## Exercise details
According to the article on weed control in no-till wheat, what is the minimum glyphosate rate recommended for ryegrass?

## Text segment
She took a lot of the thoughts I attempted to convey and said them much more effectively — simply because she is there.
Getting back to weed issues, there will be a significant increase in wheat acreage this year. I am receiving a few weed control questions. One is whether or not a burn-down herbicide is needed when wheat is planted no-till.
There is often the misconception that a killing frost will solve all of the existing vegetation problems. Wheat is a winter crop and the weed problems are winter weeds. I always recommend a burn-down herbicide in no-till wheat.
The weed complex will often include ryegrass. Quite often a nice flush of ryegrass will be emerged at planting time. If you kill this flush, and plant into the undisturbed seedbed, you often have a big jump on the ryegrass problem.
You do not want to skimp on glyphosate rates with ryegrass. I always recommend a minimum of 3 pints of the 4 pound-per-gallon glyphosate or equivalent. When in doubt, I will increase that a pint.
In addition to ryegrass, a lot of what I term the winter junk weeds that are usually non-competitive in conventionally planted wheat can be very competitive in no-till wheat. That is because they are often emerged at planting and get the jump on the crop.
Unless the field is just “squeaky clean,” use a burn-down herbicide. That will assure you the crop will get an even start and later emerging problems will be much easier to deal with.
The must-kill weed in wheat is ryegrass and it has to be controlled while small. For non-resistant ryegrass, Hoelon, Osprey and Axial, a new herbicide, can all be effective.
Controlling resistant ryegrass is much more difficult. Your county agent should have some good information that Bob Scott, University of Arkansas weed scientist, has put together comparing herbicides for ryegrass control. I will also include some of his information in future articles.

## Dataset extract
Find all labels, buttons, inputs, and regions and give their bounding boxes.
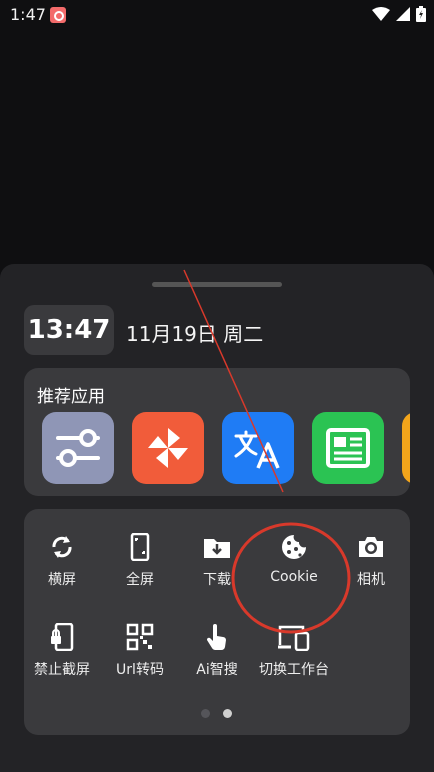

## Right answer
A minimum of 3 pints of the 4 pound-per-gallon glyphosate or equivalent.